Task to complete
Find the string "Gold" in the listing and report every line that has it.

-- begin Data excerpts --

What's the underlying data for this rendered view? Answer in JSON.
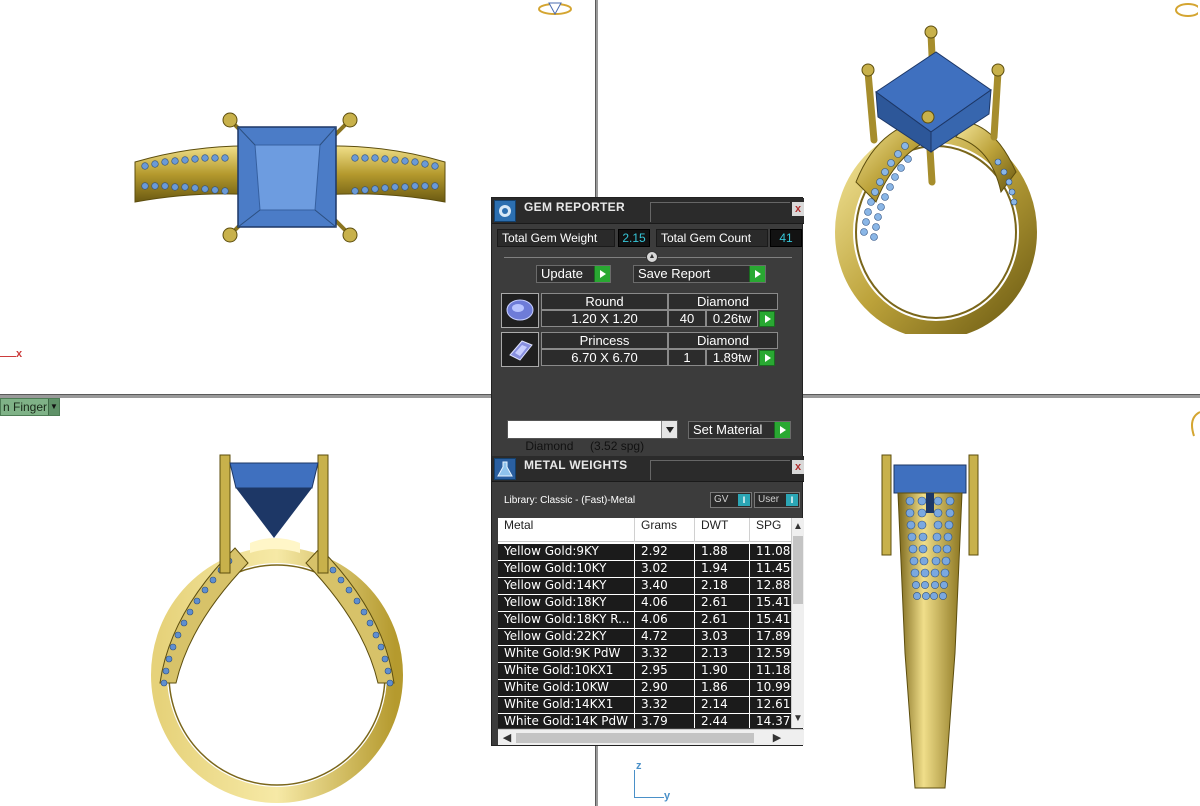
{
  "viewport": {
    "view_selector_label": "n Finger",
    "axis_x": "x",
    "axis_z": "z",
    "axis_y": "y"
  },
  "gem_reporter": {
    "title": "GEM REPORTER",
    "close": "x",
    "total_gem_weight_label": "Total Gem Weight",
    "total_gem_weight_value": "2.15",
    "total_gem_count_label": "Total Gem Count",
    "total_gem_count_value": "41",
    "update_label": "Update",
    "save_report_label": "Save Report",
    "gems": [
      {
        "cut": "Round",
        "material": "Diamond",
        "size": "1.20 X 1.20",
        "count": "40",
        "weight": "0.26tw"
      },
      {
        "cut": "Princess",
        "material": "Diamond",
        "size": "6.70 X 6.70",
        "count": "1",
        "weight": "1.89tw"
      }
    ],
    "material_select_value": "Diamond     (3.52 spg)",
    "set_material_label": "Set Material"
  },
  "metal_weights": {
    "title": "METAL WEIGHTS",
    "close": "x",
    "library_label": "Library: Classic - (Fast)-Metal",
    "gv_label": "GV",
    "user_label": "User",
    "toggle_glyph": "I",
    "columns": [
      "Metal",
      "Grams",
      "DWT",
      "SPG"
    ],
    "rows": [
      [
        "Yellow Gold:9KY",
        "2.92",
        "1.88",
        "11.08"
      ],
      [
        "Yellow Gold:10KY",
        "3.02",
        "1.94",
        "11.45"
      ],
      [
        "Yellow Gold:14KY",
        "3.40",
        "2.18",
        "12.88"
      ],
      [
        "Yellow Gold:18KY",
        "4.06",
        "2.61",
        "15.41"
      ],
      [
        "Yellow Gold:18KY R...",
        "4.06",
        "2.61",
        "15.41"
      ],
      [
        "Yellow Gold:22KY",
        "4.72",
        "3.03",
        "17.89"
      ],
      [
        "White Gold:9K PdW",
        "3.32",
        "2.13",
        "12.59"
      ],
      [
        "White Gold:10KX1",
        "2.95",
        "1.90",
        "11.18"
      ],
      [
        "White Gold:10KW",
        "2.90",
        "1.86",
        "10.99"
      ],
      [
        "White Gold:14KX1",
        "3.32",
        "2.14",
        "12.61"
      ],
      [
        "White Gold:14K PdW",
        "3.79",
        "2.44",
        "14.37"
      ]
    ]
  }
}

-- end Data excerpts --

Written response
        "Yellow Gold:9KY",
        "Yellow Gold:10KY",
        "Yellow Gold:14KY",
        "Yellow Gold:18KY",
        "Yellow Gold:18KY R...",
        "Yellow Gold:22KY",
        "White Gold:9K PdW",
        "White Gold:10KX1",
        "White Gold:10KW",
        "White Gold:14KX1",
        "White Gold:14K PdW",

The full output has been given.